─── Исходные данные

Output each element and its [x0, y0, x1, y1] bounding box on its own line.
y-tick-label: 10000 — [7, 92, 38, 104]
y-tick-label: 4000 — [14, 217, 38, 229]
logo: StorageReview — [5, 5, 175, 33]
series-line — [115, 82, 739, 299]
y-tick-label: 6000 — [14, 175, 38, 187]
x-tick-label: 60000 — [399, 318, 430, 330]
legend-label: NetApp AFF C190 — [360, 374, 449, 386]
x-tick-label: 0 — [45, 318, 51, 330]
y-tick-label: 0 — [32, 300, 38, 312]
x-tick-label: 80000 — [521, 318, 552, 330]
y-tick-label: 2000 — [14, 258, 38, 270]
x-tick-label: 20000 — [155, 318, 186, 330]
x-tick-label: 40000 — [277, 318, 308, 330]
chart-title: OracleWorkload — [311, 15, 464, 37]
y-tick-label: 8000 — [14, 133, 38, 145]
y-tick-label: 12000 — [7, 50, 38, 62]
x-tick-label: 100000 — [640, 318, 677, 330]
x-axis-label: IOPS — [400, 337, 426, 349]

──────

→ Условие задания
Перепишите все строки выше слово в слово, ничего не меняя.

→ Решение задания
Output each element and its [x0, y0, x1, y1] bounding box on its own line.
y-tick-label: 10000 — [7, 92, 38, 104]
y-tick-label: 4000 — [14, 217, 38, 229]
logo: StorageReview — [5, 5, 175, 33]
series-line — [115, 82, 739, 299]
y-tick-label: 6000 — [14, 175, 38, 187]
x-tick-label: 60000 — [399, 318, 430, 330]
legend-label: NetApp AFF C190 — [360, 374, 449, 386]
x-tick-label: 0 — [45, 318, 51, 330]
y-tick-label: 0 — [32, 300, 38, 312]
x-tick-label: 80000 — [521, 318, 552, 330]
y-tick-label: 2000 — [14, 258, 38, 270]
x-tick-label: 20000 — [155, 318, 186, 330]
x-tick-label: 40000 — [277, 318, 308, 330]
chart-title: OracleWorkload — [311, 15, 464, 37]
y-tick-label: 8000 — [14, 133, 38, 145]
y-tick-label: 12000 — [7, 50, 38, 62]
x-tick-label: 100000 — [640, 318, 677, 330]
x-axis-label: IOPS — [400, 337, 426, 349]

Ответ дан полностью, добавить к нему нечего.